Given data:
-*-

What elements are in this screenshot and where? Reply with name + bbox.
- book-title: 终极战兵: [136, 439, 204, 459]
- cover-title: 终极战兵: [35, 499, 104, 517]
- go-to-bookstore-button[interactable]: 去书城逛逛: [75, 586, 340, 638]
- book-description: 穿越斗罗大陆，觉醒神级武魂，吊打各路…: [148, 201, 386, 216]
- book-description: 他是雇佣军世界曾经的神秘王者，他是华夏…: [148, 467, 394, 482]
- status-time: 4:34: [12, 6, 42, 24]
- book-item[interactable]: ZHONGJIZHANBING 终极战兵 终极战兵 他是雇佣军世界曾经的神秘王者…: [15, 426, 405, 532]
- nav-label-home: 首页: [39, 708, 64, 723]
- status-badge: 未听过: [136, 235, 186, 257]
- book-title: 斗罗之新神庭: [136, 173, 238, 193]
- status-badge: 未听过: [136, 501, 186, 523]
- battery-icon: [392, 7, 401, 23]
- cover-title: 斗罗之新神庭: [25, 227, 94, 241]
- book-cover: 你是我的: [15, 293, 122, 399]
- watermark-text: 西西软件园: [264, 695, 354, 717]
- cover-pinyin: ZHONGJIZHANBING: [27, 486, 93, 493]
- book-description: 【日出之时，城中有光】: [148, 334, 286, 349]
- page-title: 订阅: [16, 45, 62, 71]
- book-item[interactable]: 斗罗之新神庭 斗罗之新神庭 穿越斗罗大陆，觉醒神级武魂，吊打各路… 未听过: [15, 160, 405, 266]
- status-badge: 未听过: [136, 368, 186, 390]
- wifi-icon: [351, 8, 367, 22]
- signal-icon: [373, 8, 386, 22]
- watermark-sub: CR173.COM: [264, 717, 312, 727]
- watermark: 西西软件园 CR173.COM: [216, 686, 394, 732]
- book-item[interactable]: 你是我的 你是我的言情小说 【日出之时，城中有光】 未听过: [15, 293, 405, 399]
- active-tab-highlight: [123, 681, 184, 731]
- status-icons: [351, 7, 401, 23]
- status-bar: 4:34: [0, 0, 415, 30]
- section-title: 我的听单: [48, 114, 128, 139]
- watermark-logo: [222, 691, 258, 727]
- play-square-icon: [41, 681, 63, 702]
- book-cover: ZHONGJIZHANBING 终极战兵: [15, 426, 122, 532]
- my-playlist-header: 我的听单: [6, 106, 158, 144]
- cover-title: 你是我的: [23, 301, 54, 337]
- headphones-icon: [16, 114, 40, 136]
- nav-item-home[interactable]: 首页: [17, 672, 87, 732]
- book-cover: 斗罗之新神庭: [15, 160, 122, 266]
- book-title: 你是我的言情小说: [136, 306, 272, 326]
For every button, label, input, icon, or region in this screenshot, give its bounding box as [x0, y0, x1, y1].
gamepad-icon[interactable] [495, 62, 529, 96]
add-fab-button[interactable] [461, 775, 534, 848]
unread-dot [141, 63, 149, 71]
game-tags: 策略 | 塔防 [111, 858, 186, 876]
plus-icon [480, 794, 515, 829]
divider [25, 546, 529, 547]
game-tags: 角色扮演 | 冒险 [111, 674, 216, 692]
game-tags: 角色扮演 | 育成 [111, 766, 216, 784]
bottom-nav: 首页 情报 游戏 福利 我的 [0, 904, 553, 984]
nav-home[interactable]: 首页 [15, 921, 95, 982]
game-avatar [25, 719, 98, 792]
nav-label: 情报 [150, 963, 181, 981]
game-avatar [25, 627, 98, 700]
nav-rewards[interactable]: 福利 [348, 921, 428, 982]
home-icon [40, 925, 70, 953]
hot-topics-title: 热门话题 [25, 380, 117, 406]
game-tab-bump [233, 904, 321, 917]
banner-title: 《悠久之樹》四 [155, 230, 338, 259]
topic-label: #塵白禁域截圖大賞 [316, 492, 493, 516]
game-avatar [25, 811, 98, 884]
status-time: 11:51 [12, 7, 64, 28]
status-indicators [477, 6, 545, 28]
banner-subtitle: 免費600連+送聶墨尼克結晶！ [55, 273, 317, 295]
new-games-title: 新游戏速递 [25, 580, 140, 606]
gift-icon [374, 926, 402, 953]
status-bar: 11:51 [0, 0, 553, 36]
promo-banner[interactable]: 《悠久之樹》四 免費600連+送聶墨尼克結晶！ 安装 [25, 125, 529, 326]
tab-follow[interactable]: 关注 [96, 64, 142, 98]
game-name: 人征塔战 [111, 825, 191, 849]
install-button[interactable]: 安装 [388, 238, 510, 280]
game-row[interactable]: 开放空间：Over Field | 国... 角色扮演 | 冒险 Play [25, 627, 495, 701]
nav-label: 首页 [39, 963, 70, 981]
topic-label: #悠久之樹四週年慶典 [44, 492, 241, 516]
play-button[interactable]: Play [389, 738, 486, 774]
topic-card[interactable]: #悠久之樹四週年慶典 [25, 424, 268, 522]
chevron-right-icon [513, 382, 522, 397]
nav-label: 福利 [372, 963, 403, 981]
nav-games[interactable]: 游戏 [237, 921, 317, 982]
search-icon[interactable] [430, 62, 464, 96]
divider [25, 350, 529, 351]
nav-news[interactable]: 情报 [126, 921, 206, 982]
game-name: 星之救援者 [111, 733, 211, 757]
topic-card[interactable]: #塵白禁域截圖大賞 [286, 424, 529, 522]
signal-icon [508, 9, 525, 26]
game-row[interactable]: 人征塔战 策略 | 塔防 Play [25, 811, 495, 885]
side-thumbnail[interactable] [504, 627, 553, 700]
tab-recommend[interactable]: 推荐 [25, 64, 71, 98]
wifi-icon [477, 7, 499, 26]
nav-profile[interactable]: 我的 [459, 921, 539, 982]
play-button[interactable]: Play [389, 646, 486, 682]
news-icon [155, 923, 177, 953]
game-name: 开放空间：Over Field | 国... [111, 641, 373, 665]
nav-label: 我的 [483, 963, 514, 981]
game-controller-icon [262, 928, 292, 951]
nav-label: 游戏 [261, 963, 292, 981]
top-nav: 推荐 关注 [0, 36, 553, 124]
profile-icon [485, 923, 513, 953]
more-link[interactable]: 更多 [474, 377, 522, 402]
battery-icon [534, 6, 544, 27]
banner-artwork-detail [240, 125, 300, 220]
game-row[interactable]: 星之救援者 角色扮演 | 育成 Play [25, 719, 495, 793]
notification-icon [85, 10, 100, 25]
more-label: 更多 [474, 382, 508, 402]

-*-

What is asked: Rewrite the listing above, changing "screenshot" to "screen capture" and leaving everything else unchanged.

Result:
What elements are in this screen capture and where? Reply with name + bbox.
- book-title: 终极战兵: [136, 439, 204, 459]
- cover-title: 终极战兵: [35, 499, 104, 517]
- go-to-bookstore-button[interactable]: 去书城逛逛: [75, 586, 340, 638]
- book-description: 穿越斗罗大陆，觉醒神级武魂，吊打各路…: [148, 201, 386, 216]
- book-description: 他是雇佣军世界曾经的神秘王者，他是华夏…: [148, 467, 394, 482]
- status-time: 4:34: [12, 6, 42, 24]
- book-item[interactable]: ZHONGJIZHANBING 终极战兵 终极战兵 他是雇佣军世界曾经的神秘王者…: [15, 426, 405, 532]
- nav-label-home: 首页: [39, 708, 64, 723]
- status-badge: 未听过: [136, 235, 186, 257]
- book-title: 斗罗之新神庭: [136, 173, 238, 193]
- status-badge: 未听过: [136, 501, 186, 523]
- battery-icon: [392, 7, 401, 23]
- cover-title: 斗罗之新神庭: [25, 227, 94, 241]
- book-cover: 你是我的: [15, 293, 122, 399]
- watermark-text: 西西软件园: [264, 695, 354, 717]
- cover-pinyin: ZHONGJIZHANBING: [27, 486, 93, 493]
- book-description: 【日出之时，城中有光】: [148, 334, 286, 349]
- page-title: 订阅: [16, 45, 62, 71]
- book-item[interactable]: 斗罗之新神庭 斗罗之新神庭 穿越斗罗大陆，觉醒神级武魂，吊打各路… 未听过: [15, 160, 405, 266]
- status-badge: 未听过: [136, 368, 186, 390]
- wifi-icon: [351, 8, 367, 22]
- signal-icon: [373, 8, 386, 22]
- watermark-sub: CR173.COM: [264, 717, 312, 727]
- watermark: 西西软件园 CR173.COM: [216, 686, 394, 732]
- book-item[interactable]: 你是我的 你是我的言情小说 【日出之时，城中有光】 未听过: [15, 293, 405, 399]
- active-tab-highlight: [123, 681, 184, 731]
- status-icons: [351, 7, 401, 23]
- status-bar: 4:34: [0, 0, 415, 30]
- section-title: 我的听单: [48, 114, 128, 139]
- watermark-logo: [222, 691, 258, 727]
- play-square-icon: [41, 681, 63, 702]
- book-cover: ZHONGJIZHANBING 终极战兵: [15, 426, 122, 532]
- my-playlist-header: 我的听单: [6, 106, 158, 144]
- cover-title: 你是我的: [23, 301, 54, 337]
- headphones-icon: [16, 114, 40, 136]
- nav-item-home[interactable]: 首页: [17, 672, 87, 732]
- book-cover: 斗罗之新神庭: [15, 160, 122, 266]
- book-title: 你是我的言情小说: [136, 306, 272, 326]
For every button, label, input, icon, or region in this screen capture, give its bounding box as [x0, y0, x1, y1].
gamepad-icon[interactable] [495, 62, 529, 96]
add-fab-button[interactable] [461, 775, 534, 848]
unread-dot [141, 63, 149, 71]
game-tags: 策略 | 塔防 [111, 858, 186, 876]
plus-icon [480, 794, 515, 829]
divider [25, 546, 529, 547]
game-tags: 角色扮演 | 冒险 [111, 674, 216, 692]
game-tags: 角色扮演 | 育成 [111, 766, 216, 784]
bottom-nav: 首页 情报 游戏 福利 我的 [0, 904, 553, 984]
nav-home[interactable]: 首页 [15, 921, 95, 982]
game-avatar [25, 719, 98, 792]
nav-label: 情报 [150, 963, 181, 981]
game-avatar [25, 627, 98, 700]
nav-rewards[interactable]: 福利 [348, 921, 428, 982]
home-icon [40, 925, 70, 953]
hot-topics-title: 热门话题 [25, 380, 117, 406]
game-tab-bump [233, 904, 321, 917]
banner-title: 《悠久之樹》四 [155, 230, 338, 259]
topic-label: #塵白禁域截圖大賞 [316, 492, 493, 516]
game-avatar [25, 811, 98, 884]
status-time: 11:51 [12, 7, 64, 28]
status-indicators [477, 6, 545, 28]
banner-subtitle: 免費600連+送聶墨尼克結晶！ [55, 273, 317, 295]
new-games-title: 新游戏速递 [25, 580, 140, 606]
gift-icon [374, 926, 402, 953]
status-bar: 11:51 [0, 0, 553, 36]
promo-banner[interactable]: 《悠久之樹》四 免費600連+送聶墨尼克結晶！ 安装 [25, 125, 529, 326]
tab-follow[interactable]: 关注 [96, 64, 142, 98]
game-name: 人征塔战 [111, 825, 191, 849]
install-button[interactable]: 安装 [388, 238, 510, 280]
game-row[interactable]: 开放空间：Over Field | 国... 角色扮演 | 冒险 Play [25, 627, 495, 701]
nav-label: 首页 [39, 963, 70, 981]
topic-label: #悠久之樹四週年慶典 [44, 492, 241, 516]
play-button[interactable]: Play [389, 738, 486, 774]
topic-card[interactable]: #悠久之樹四週年慶典 [25, 424, 268, 522]
chevron-right-icon [513, 382, 522, 397]
nav-label: 福利 [372, 963, 403, 981]
nav-games[interactable]: 游戏 [237, 921, 317, 982]
search-icon[interactable] [430, 62, 464, 96]
divider [25, 350, 529, 351]
nav-news[interactable]: 情报 [126, 921, 206, 982]
game-name: 星之救援者 [111, 733, 211, 757]
topic-card[interactable]: #塵白禁域截圖大賞 [286, 424, 529, 522]
signal-icon [508, 9, 525, 26]
game-row[interactable]: 人征塔战 策略 | 塔防 Play [25, 811, 495, 885]
side-thumbnail[interactable] [504, 627, 553, 700]
tab-recommend[interactable]: 推荐 [25, 64, 71, 98]
wifi-icon [477, 7, 499, 26]
nav-profile[interactable]: 我的 [459, 921, 539, 982]
play-button[interactable]: Play [389, 646, 486, 682]
news-icon [155, 923, 177, 953]
game-name: 开放空间：Over Field | 国... [111, 641, 373, 665]
nav-label: 我的 [483, 963, 514, 981]
game-controller-icon [262, 928, 292, 951]
nav-label: 游戏 [261, 963, 292, 981]
top-nav: 推荐 关注 [0, 36, 553, 124]
profile-icon [485, 923, 513, 953]
more-link[interactable]: 更多 [474, 377, 522, 402]
battery-icon [534, 6, 544, 27]
banner-artwork-detail [240, 125, 300, 220]
game-row[interactable]: 星之救援者 角色扮演 | 育成 Play [25, 719, 495, 793]
notification-icon [85, 10, 100, 25]
more-label: 更多 [474, 382, 508, 402]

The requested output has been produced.